[Dataset entries]

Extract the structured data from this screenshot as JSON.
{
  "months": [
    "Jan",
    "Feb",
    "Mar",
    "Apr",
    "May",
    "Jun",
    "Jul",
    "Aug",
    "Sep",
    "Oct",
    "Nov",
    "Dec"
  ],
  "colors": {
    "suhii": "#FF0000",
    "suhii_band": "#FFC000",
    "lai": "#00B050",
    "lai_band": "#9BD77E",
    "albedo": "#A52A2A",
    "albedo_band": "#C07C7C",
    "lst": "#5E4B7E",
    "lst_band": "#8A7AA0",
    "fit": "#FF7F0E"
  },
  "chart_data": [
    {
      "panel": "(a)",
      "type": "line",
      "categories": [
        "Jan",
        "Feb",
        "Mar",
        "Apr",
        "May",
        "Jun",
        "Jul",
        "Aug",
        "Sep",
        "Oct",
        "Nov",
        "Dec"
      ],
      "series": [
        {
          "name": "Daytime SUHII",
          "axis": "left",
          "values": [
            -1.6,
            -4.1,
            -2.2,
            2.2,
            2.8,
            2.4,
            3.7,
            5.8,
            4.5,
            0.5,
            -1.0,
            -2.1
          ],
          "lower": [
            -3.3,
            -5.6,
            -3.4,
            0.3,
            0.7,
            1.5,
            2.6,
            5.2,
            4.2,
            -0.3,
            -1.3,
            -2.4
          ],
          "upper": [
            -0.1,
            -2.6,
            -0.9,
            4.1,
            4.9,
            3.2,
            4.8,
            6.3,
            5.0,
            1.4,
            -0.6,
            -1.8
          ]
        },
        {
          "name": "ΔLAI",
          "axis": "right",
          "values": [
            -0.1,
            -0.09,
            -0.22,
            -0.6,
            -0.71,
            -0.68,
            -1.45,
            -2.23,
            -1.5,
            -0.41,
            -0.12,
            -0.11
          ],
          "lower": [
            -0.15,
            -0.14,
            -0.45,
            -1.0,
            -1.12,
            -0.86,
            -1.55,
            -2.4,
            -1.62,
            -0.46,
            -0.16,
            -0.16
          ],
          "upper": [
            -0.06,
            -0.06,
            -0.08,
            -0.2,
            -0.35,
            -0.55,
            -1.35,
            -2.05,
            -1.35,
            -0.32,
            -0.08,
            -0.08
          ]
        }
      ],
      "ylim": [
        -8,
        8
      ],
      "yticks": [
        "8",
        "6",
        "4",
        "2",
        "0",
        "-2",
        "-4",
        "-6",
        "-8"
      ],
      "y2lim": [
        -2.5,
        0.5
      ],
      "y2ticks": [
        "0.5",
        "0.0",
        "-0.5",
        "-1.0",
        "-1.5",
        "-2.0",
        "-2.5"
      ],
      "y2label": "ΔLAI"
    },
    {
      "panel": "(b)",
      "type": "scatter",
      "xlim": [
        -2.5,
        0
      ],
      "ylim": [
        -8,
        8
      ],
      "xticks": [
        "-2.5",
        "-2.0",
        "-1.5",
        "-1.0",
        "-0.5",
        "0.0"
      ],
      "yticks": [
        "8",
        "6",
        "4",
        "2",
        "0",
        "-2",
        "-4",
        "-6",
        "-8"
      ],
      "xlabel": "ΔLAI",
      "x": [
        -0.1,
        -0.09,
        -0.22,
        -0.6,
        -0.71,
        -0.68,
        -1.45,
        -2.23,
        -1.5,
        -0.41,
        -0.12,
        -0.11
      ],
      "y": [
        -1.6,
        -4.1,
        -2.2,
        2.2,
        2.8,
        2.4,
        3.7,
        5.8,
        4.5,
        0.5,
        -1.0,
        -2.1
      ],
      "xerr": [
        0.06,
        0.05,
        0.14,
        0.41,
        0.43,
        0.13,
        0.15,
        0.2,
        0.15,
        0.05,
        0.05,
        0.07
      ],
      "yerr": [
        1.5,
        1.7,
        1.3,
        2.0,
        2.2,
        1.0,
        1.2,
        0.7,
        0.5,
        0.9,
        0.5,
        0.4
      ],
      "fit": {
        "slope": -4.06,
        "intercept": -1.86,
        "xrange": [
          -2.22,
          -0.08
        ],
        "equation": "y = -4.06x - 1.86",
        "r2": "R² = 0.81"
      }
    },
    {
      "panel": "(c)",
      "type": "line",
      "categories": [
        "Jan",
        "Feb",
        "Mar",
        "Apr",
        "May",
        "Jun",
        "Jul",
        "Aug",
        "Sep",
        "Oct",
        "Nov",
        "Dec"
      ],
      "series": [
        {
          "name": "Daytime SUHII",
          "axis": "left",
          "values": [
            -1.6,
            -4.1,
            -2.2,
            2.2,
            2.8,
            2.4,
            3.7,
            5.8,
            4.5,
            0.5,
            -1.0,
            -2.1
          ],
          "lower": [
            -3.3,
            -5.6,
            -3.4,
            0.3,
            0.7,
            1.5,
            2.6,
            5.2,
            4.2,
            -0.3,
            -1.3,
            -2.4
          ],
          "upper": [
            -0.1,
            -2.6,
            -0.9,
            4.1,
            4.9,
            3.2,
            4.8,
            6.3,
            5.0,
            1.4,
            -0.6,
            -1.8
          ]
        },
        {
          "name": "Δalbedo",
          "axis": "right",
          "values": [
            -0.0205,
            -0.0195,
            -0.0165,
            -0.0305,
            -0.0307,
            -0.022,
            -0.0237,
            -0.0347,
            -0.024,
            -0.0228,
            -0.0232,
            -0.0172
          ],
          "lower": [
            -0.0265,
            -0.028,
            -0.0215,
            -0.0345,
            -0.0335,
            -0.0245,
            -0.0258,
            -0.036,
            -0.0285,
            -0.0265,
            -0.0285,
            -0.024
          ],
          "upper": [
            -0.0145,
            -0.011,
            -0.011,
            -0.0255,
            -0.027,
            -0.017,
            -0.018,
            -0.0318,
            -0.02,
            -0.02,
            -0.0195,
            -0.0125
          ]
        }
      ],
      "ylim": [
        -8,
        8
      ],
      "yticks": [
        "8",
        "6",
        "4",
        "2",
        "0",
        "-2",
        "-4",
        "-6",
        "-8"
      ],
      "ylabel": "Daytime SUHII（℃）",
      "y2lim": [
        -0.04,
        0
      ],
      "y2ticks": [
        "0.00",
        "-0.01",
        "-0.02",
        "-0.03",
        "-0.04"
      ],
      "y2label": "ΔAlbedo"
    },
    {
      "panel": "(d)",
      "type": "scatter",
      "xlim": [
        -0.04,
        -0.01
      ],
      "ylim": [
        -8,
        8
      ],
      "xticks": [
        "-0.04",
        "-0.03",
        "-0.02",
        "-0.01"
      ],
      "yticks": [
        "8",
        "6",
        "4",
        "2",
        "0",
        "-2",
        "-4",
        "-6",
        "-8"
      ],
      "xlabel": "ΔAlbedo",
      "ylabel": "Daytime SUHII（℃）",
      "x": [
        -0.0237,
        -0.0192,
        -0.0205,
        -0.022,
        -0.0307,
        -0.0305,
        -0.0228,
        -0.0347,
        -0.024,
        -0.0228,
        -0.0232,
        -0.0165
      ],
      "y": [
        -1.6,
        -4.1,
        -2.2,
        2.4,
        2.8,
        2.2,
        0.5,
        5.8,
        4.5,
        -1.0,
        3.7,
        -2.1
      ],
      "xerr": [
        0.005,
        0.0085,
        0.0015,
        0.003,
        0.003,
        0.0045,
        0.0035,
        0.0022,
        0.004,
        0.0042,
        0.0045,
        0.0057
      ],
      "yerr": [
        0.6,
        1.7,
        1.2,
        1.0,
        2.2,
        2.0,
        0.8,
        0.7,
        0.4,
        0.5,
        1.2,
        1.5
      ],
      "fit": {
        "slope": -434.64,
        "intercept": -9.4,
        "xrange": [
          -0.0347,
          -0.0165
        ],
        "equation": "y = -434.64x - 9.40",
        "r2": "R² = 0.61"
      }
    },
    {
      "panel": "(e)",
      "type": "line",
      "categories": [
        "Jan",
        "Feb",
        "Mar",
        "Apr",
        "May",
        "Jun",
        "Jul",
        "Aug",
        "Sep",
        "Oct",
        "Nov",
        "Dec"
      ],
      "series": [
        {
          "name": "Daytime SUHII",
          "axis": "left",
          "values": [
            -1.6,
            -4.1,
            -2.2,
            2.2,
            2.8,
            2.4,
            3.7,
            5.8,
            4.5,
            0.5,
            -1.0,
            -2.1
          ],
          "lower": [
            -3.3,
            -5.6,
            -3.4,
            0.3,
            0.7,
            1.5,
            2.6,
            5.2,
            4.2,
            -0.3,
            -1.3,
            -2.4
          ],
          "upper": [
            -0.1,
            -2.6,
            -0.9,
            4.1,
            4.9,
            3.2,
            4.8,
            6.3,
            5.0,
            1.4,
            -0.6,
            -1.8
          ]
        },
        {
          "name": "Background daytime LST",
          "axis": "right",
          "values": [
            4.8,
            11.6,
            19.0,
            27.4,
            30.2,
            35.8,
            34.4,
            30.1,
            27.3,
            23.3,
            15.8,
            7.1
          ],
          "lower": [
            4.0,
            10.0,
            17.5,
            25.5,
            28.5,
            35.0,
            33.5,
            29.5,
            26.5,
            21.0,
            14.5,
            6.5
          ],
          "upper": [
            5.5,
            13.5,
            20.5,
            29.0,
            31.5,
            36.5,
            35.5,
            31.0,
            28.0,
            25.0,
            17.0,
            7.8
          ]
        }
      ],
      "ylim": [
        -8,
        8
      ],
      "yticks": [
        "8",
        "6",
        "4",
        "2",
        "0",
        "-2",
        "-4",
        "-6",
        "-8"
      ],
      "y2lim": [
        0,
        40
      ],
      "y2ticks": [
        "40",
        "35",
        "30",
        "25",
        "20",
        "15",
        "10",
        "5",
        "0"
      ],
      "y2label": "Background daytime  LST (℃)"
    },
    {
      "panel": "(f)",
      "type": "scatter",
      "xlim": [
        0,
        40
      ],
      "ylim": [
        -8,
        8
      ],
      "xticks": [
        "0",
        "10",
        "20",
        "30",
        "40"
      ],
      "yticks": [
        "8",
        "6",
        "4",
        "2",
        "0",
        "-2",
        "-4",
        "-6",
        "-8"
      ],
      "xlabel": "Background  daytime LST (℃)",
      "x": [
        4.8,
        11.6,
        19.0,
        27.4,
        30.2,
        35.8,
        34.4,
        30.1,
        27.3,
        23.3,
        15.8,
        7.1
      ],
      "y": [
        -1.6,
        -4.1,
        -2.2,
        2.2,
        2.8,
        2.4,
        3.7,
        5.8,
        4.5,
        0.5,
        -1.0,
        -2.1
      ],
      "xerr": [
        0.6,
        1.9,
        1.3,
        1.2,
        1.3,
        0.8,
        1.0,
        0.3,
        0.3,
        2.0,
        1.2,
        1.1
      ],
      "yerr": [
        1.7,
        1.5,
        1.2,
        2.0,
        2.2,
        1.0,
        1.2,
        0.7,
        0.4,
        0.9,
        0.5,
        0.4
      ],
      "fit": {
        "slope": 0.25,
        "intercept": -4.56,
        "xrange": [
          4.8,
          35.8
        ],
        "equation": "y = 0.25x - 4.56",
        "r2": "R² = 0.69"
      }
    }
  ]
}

DIRECTIONS:
Take every line from the data that contains the word "panel".

TASK RESULT:
      "panel": "(a)",
      "panel": "(b)",
      "panel": "(c)",
      "panel": "(d)",
      "panel": "(e)",
      "panel": "(f)",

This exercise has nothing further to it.